═══ Supplied entries ═══

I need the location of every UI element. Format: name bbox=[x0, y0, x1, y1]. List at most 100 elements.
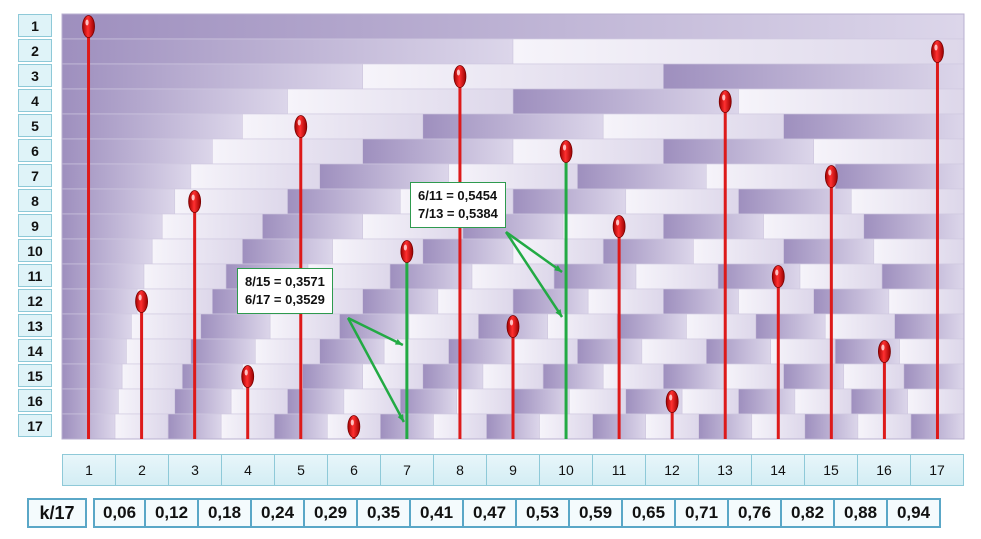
column-label: 6 bbox=[328, 454, 381, 486]
band-grid bbox=[61, 13, 965, 440]
band-segment bbox=[641, 338, 707, 365]
pin-highlight bbox=[722, 94, 726, 101]
band-segment bbox=[254, 338, 321, 365]
row-label: 8 bbox=[18, 189, 52, 212]
column-label: 12 bbox=[646, 454, 699, 486]
band-segment bbox=[738, 188, 852, 215]
band-segment bbox=[763, 213, 865, 240]
band-segment bbox=[834, 163, 965, 190]
band-segment bbox=[663, 63, 965, 90]
band-segment bbox=[448, 338, 514, 365]
band-segment bbox=[705, 338, 772, 365]
band-segment bbox=[903, 363, 965, 390]
pin-head bbox=[771, 265, 785, 288]
column-label: 15 bbox=[805, 454, 858, 486]
band-segment bbox=[61, 13, 965, 40]
pin-head bbox=[824, 165, 838, 188]
band-segment bbox=[907, 388, 965, 415]
band-segment bbox=[200, 313, 271, 340]
band-segment bbox=[770, 338, 836, 365]
callout-box: 8/15 = 0,3571 6/17 = 0,3529 bbox=[237, 268, 333, 314]
band-segment bbox=[61, 38, 514, 65]
column-label: 9 bbox=[487, 454, 540, 486]
fraction-diagram bbox=[61, 13, 965, 440]
callout-arrowhead bbox=[555, 309, 563, 317]
band-segment bbox=[61, 363, 123, 390]
callout-arrowhead bbox=[394, 338, 403, 345]
band-segment bbox=[602, 238, 694, 265]
band-segment bbox=[242, 113, 424, 140]
pin-highlight bbox=[297, 119, 301, 126]
band-segment bbox=[512, 38, 965, 65]
pin-highlight bbox=[350, 419, 354, 426]
band-segment bbox=[723, 363, 784, 390]
band-segment bbox=[663, 213, 764, 240]
pin-highlight bbox=[138, 294, 142, 301]
band-segment bbox=[799, 263, 883, 290]
ratio-value: 0,94 bbox=[888, 498, 941, 528]
band-segment bbox=[190, 163, 321, 190]
band-segment bbox=[242, 238, 333, 265]
band-segment bbox=[542, 363, 604, 390]
band-segment bbox=[850, 388, 908, 415]
band-segment bbox=[437, 288, 514, 315]
band-segment bbox=[126, 338, 192, 365]
column-header: 1 2 3 4 5 6 7 8 9 10 11 12 13 14 15 16 17 bbox=[62, 454, 964, 486]
pin-head bbox=[400, 240, 414, 263]
band-segment bbox=[881, 263, 965, 290]
row-label: 1 bbox=[18, 14, 52, 37]
row-label: 15 bbox=[18, 364, 52, 387]
band-segment bbox=[512, 188, 627, 215]
band-segment bbox=[616, 313, 687, 340]
column-label: 11 bbox=[593, 454, 646, 486]
pin-head bbox=[347, 415, 361, 438]
row-label: 7 bbox=[18, 164, 52, 187]
pin-head bbox=[135, 290, 148, 313]
row-label: 13 bbox=[18, 314, 52, 337]
band-segment bbox=[663, 363, 724, 390]
callout-box: 6/11 = 0,5454 7/13 = 0,5384 bbox=[410, 182, 506, 228]
band-segment bbox=[302, 363, 363, 390]
pin-head bbox=[665, 390, 679, 413]
band-segment bbox=[319, 338, 385, 365]
band-segment bbox=[512, 338, 578, 365]
band-segment bbox=[738, 288, 814, 315]
band-segment bbox=[362, 288, 439, 315]
column-label: 4 bbox=[222, 454, 275, 486]
row-label: 3 bbox=[18, 64, 52, 87]
band-segment bbox=[850, 188, 965, 215]
pin-head bbox=[878, 340, 891, 363]
pin-head bbox=[82, 15, 95, 38]
band-segment bbox=[61, 138, 213, 165]
band-segment bbox=[362, 138, 514, 165]
band-segment bbox=[843, 363, 905, 390]
band-segment bbox=[61, 88, 288, 115]
band-segment bbox=[143, 263, 227, 290]
band-segment bbox=[602, 363, 664, 390]
ratio-value: 0,29 bbox=[305, 498, 358, 528]
pin-highlight bbox=[828, 169, 832, 176]
row-label: 4 bbox=[18, 89, 52, 112]
band-segment bbox=[899, 338, 965, 365]
ratio-value: 0,65 bbox=[623, 498, 676, 528]
band-segment bbox=[121, 363, 183, 390]
column-label: 1 bbox=[62, 454, 116, 486]
band-segment bbox=[422, 113, 604, 140]
pin-highlight bbox=[403, 244, 407, 251]
pin-head bbox=[294, 115, 308, 138]
band-segment bbox=[269, 313, 340, 340]
band-segment bbox=[569, 388, 627, 415]
band-segment bbox=[783, 363, 845, 390]
ratio-row: k/17 0,06 0,12 0,18 0,24 0,29 0,35 0,41 0,47 0,5… bbox=[27, 498, 941, 528]
pin-head bbox=[506, 315, 520, 338]
column-label: 16 bbox=[858, 454, 911, 486]
band-segment bbox=[61, 188, 176, 215]
band-segment bbox=[399, 388, 457, 415]
callout-arrowhead bbox=[554, 265, 563, 272]
band-segment bbox=[262, 213, 363, 240]
ratio-value: 0,35 bbox=[358, 498, 411, 528]
band-segment bbox=[61, 63, 363, 90]
row-label: 17 bbox=[18, 414, 52, 437]
band-segment bbox=[61, 163, 192, 190]
band-segment bbox=[362, 363, 424, 390]
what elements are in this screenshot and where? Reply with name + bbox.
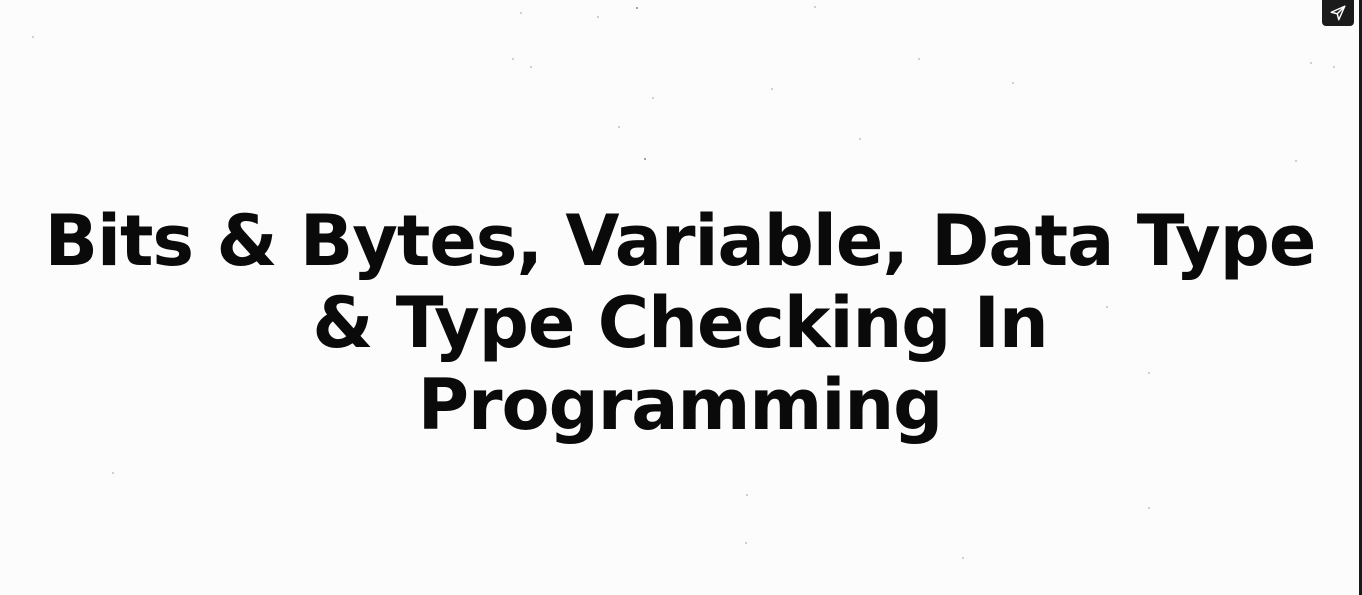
speck [962,557,964,559]
send-icon [1329,4,1347,22]
slide-title: Bits & Bytes, Variable, Data Type & Type… [44,200,1317,446]
speck [918,58,920,60]
speck [597,16,599,18]
speck [859,138,861,140]
speck [520,12,522,14]
speck [814,6,816,8]
speck [644,158,646,160]
speck [1148,372,1150,374]
speck [636,7,638,9]
share-button[interactable] [1322,0,1354,26]
speck [1310,62,1312,64]
speck [1295,160,1297,162]
speck [530,66,532,68]
speck [745,542,747,544]
speck [771,88,773,90]
speck [1333,66,1335,68]
speck [1106,306,1108,308]
speck [618,126,620,128]
speck [32,36,34,38]
speck [652,97,654,99]
speck [512,58,514,60]
speck [1148,507,1150,509]
speck [1012,82,1014,84]
speck [746,494,748,496]
frame-edge [1359,0,1362,595]
speck [112,472,114,474]
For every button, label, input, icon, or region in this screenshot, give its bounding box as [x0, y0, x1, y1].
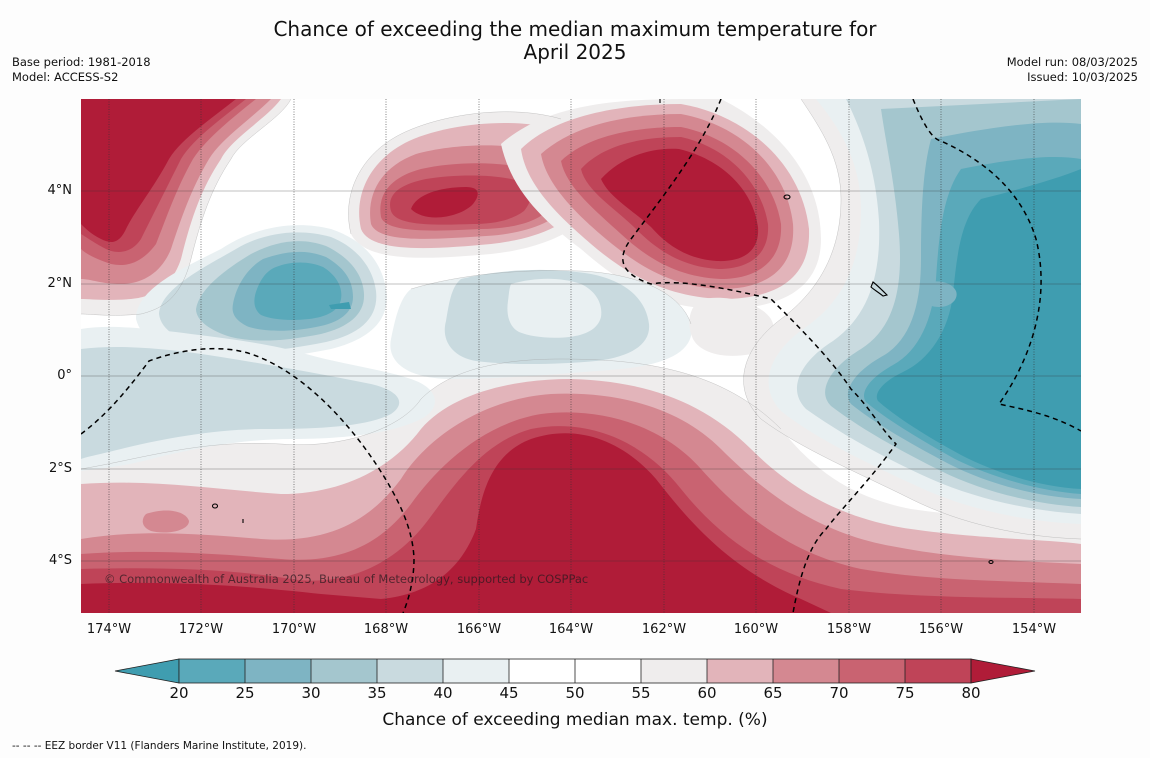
east-cool-anomaly	[743, 99, 1081, 539]
colorbar-tick-65: 65	[763, 684, 783, 702]
colorbar-tick-30: 30	[301, 684, 321, 702]
lon-label-166w: 166°W	[456, 622, 502, 637]
northeast-warm-anomaly	[501, 99, 821, 309]
map-svg	[81, 99, 1081, 613]
lon-label-154w: 154°W	[1011, 622, 1057, 637]
south-warm-anomaly	[81, 359, 1081, 613]
colorbar-tick-50: 50	[565, 684, 585, 702]
eez-footnote: -- -- -- EEZ border V11 (Flanders Marine…	[12, 740, 307, 752]
lat-label-2n: 2°N	[47, 276, 73, 291]
islands	[211, 99, 994, 565]
colorbar-tick-75: 75	[895, 684, 915, 702]
model-name: Model: ACCESS-S2	[12, 70, 119, 84]
colorbar-tick-60: 60	[697, 684, 717, 702]
colorbar-tick-25: 25	[235, 684, 255, 702]
lon-label-158w: 158°W	[826, 622, 872, 637]
graticule	[108, 99, 1035, 613]
colorbar-bin-70-75	[839, 659, 905, 683]
colorbar-bin-55-60	[641, 659, 707, 683]
lon-label-156w: 156°W	[918, 622, 964, 637]
colorbar-dividers	[244, 659, 906, 683]
colorbar-bin-45-50	[509, 659, 575, 683]
colorbar-high-extension	[970, 658, 1036, 684]
copyright-notice: © Commonwealth of Australia 2025, Bureau…	[104, 572, 589, 586]
lat-label-2s: 2°S	[48, 461, 72, 476]
colorbar-bin-75-80	[905, 659, 971, 683]
island-southeast	[988, 559, 994, 565]
colorbar-bin-60-65	[707, 659, 773, 683]
central-cool-anomaly	[390, 269, 775, 379]
lon-label-160w: 160°W	[733, 622, 779, 637]
lon-label-174w: 174°W	[86, 622, 132, 637]
map-title: Chance of exceeding the median maximum t…	[0, 18, 1150, 64]
lon-label-170w: 170°W	[271, 622, 317, 637]
colorbar-tick-20: 20	[169, 684, 189, 702]
colorbar-bin-40-45	[443, 659, 509, 683]
model-run: Model run: 08/03/2025	[1006, 55, 1138, 69]
colorbar	[114, 658, 1036, 684]
west-warm-anomaly	[81, 99, 291, 316]
island-jarvis-west	[211, 503, 219, 509]
island-kiritimati	[870, 281, 889, 297]
lat-label-4s: 4°S	[48, 553, 72, 568]
colorbar-tick-55: 55	[631, 684, 651, 702]
map-title-line-1: Chance of exceeding the median maximum t…	[273, 17, 877, 41]
west-cool-anomaly	[81, 225, 435, 471]
colorbar-tick-35: 35	[367, 684, 387, 702]
lon-label-162w: 162°W	[641, 622, 687, 637]
contour-lines	[81, 99, 1081, 540]
lon-label-168w: 168°W	[363, 622, 409, 637]
colorbar-low-extension	[114, 658, 180, 684]
eez-borders	[81, 99, 1081, 613]
map-title-line-2: April 2025	[523, 40, 627, 64]
colorbar-outline	[178, 658, 972, 684]
lat-label-equator: 0°	[57, 368, 72, 383]
meta-left: Base period: 1981-2018 Model: ACCESS-S2	[12, 55, 151, 85]
colorbar-bin-25-30	[245, 659, 311, 683]
map-panel	[81, 99, 1081, 613]
latitude-lines	[81, 190, 1081, 562]
lat-label-4n: 4°N	[47, 183, 73, 198]
base-period: Base period: 1981-2018	[12, 55, 151, 69]
colorbar-tick-80: 80	[961, 684, 981, 702]
colorbar-title: Chance of exceeding median max. temp. (%…	[382, 710, 768, 730]
colorbar-bin-35-40	[377, 659, 443, 683]
colorbar-tick-40: 40	[433, 684, 453, 702]
lon-label-172w: 172°W	[178, 622, 224, 637]
colorbar-bin-65-70	[773, 659, 839, 683]
island-tabuaeran	[783, 194, 791, 200]
colorbar-bin-30-35	[311, 659, 377, 683]
lon-label-164w: 164°W	[548, 622, 594, 637]
colorbar-bin-20-25	[179, 659, 245, 683]
meta-right: Model run: 08/03/2025 Issued: 10/03/2025	[1007, 55, 1138, 85]
colorbar-tick-70: 70	[829, 684, 849, 702]
colorbar-tick-45: 45	[499, 684, 519, 702]
colorbar-bin-50-55	[575, 659, 641, 683]
issued-date: Issued: 10/03/2025	[1027, 70, 1138, 84]
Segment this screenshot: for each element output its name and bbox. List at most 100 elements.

═══

> **Exercise details**:
From the listing, what are the lines from the line with "99, 1081, 539]" up to and including the line with "684, 585, 702]"? Quote them word for word.

> **Finished task**:
east-cool-anomaly	[743, 99, 1081, 539]
colorbar-tick-65: 65	[763, 684, 783, 702]
colorbar-tick-30: 30	[301, 684, 321, 702]
lon-label-166w: 166°W	[456, 622, 502, 637]
northeast-warm-anomaly	[501, 99, 821, 309]
map-svg	[81, 99, 1081, 613]
lon-label-154w: 154°W	[1011, 622, 1057, 637]
south-warm-anomaly	[81, 359, 1081, 613]
colorbar-tick-50: 50	[565, 684, 585, 702]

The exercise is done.